DIRECTION.
Rewrite the entries below as a JSON list of strings with one string per line, skipping blank lines and leaving out the pictures.

RECORDS FOR THE TASK.
━━━━━━━━━━━━━━━━

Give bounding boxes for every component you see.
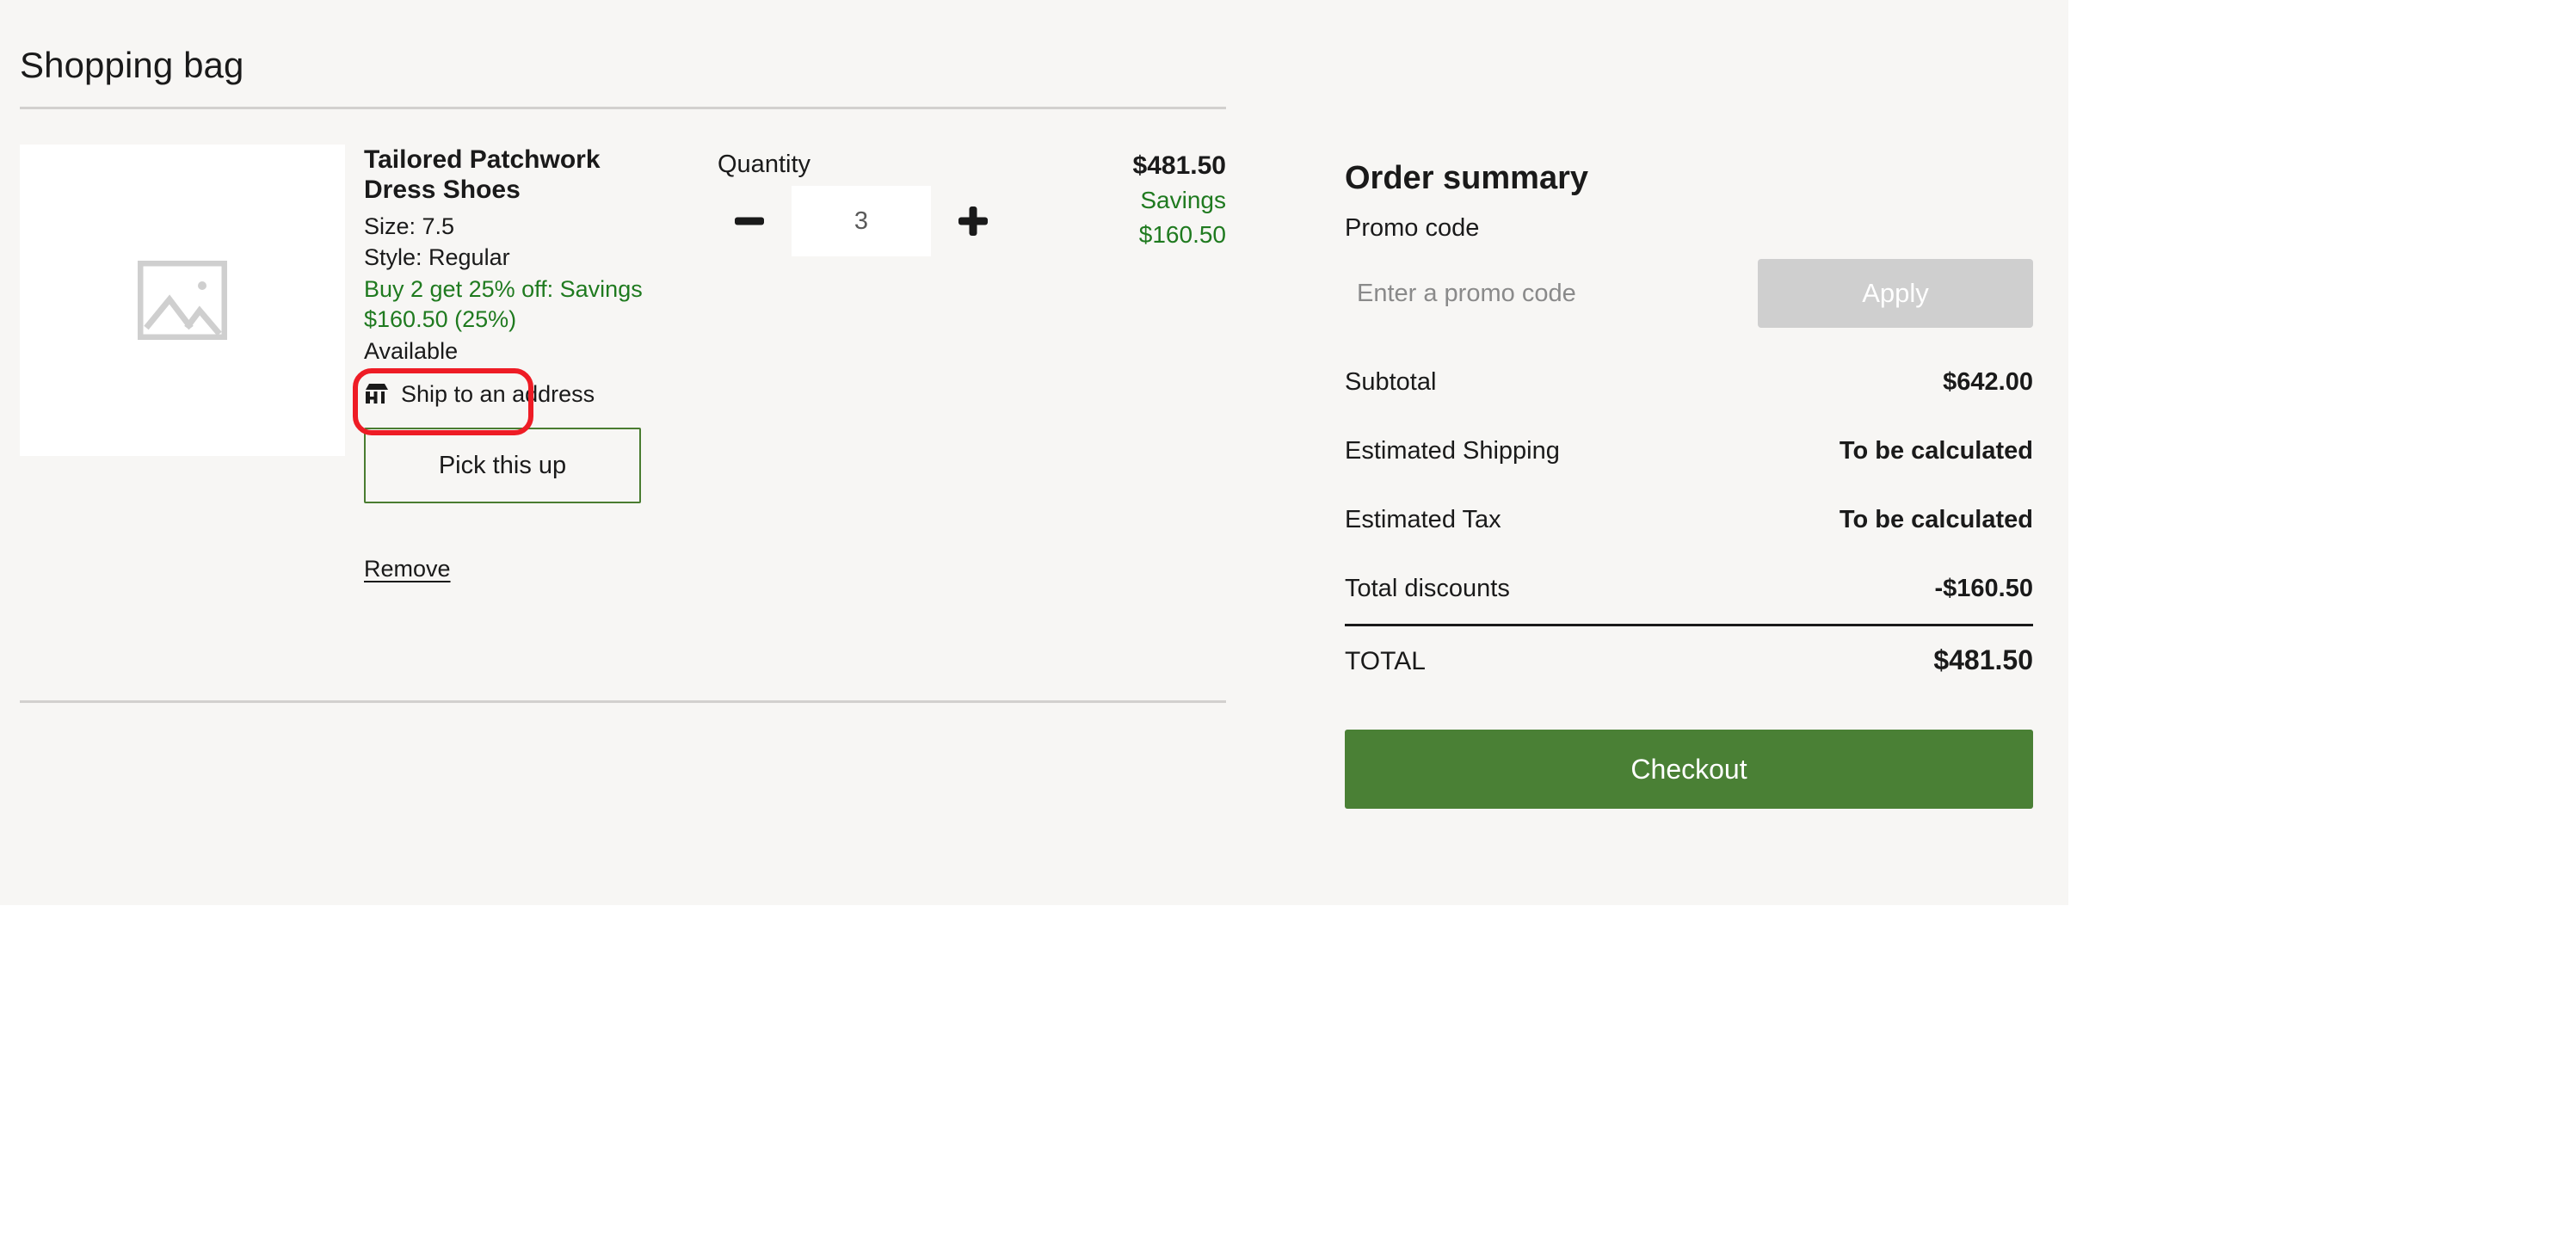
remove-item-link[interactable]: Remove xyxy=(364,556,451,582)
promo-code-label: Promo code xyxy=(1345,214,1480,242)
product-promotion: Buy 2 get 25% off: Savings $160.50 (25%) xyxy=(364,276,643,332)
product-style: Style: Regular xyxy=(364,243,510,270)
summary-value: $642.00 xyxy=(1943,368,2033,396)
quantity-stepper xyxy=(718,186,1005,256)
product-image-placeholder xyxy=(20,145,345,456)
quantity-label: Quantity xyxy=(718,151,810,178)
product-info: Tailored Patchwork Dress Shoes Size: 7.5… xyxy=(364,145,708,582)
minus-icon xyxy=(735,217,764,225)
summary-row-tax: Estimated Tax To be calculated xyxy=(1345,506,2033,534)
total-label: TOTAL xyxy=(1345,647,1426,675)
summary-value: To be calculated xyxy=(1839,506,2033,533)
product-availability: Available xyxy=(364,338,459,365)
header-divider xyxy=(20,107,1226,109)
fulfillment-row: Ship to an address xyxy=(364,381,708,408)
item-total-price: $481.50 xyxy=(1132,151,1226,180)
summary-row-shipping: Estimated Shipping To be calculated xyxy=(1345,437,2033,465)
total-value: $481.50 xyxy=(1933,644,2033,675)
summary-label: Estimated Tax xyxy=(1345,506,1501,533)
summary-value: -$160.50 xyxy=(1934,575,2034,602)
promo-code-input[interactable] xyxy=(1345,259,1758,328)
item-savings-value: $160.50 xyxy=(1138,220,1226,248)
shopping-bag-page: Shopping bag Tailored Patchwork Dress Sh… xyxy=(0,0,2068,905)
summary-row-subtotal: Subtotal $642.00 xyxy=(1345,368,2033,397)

━━━━━━━━━━━━━━━━

THE RESULT.
[
  "Give bounding boxes for every component you see.",
  "remove-item-link[interactable]: Remove xyxy=(364,556,451,582)",
  "promo-code-label: Promo code xyxy=(1345,214,1480,242)",
  "product-promotion: Buy 2 get 25% off: Savings $160.50 (25%) xyxy=(364,276,643,332)",
  "product-style: Style: Regular xyxy=(364,243,510,270)",
  "summary-value: $642.00 xyxy=(1943,368,2033,396)",
  "quantity-stepper xyxy=(718,186,1005,256)",
  "product-image-placeholder xyxy=(20,145,345,456)",
  "quantity-label: Quantity xyxy=(718,151,810,178)",
  "product-info: Tailored Patchwork Dress Shoes Size: 7.5… xyxy=(364,145,708,582)",
  "minus-icon xyxy=(735,217,764,225)",
  "summary-row-tax: Estimated Tax To be calculated xyxy=(1345,506,2033,534)",
  "total-label: TOTAL xyxy=(1345,647,1426,675)",
  "summary-value: To be calculated xyxy=(1839,506,2033,533)",
  "product-availability: Available xyxy=(364,338,459,365)",
  "header-divider xyxy=(20,107,1226,109)",
  "fulfillment-row: Ship to an address xyxy=(364,381,708,408)",
  "item-total-price: $481.50 xyxy=(1132,151,1226,180)",
  "summary-row-shipping: Estimated Shipping To be calculated xyxy=(1345,437,2033,465)",
  "total-value: $481.50 xyxy=(1933,644,2033,675)",
  "summary-label: Estimated Tax xyxy=(1345,506,1501,533)",
  "summary-value: -$160.50 xyxy=(1934,575,2034,602)",
  "promo-code-input[interactable] xyxy=(1345,259,1758,328)",
  "item-savings-value: $160.50 xyxy=(1138,220,1226,248)",
  "shopping-bag-page: Shopping bag Tailored Patchwork Dress Sh… xyxy=(0,0,2068,905)",
  "summary-row-subtotal: Subtotal $642.00 xyxy=(1345,368,2033,397)"
]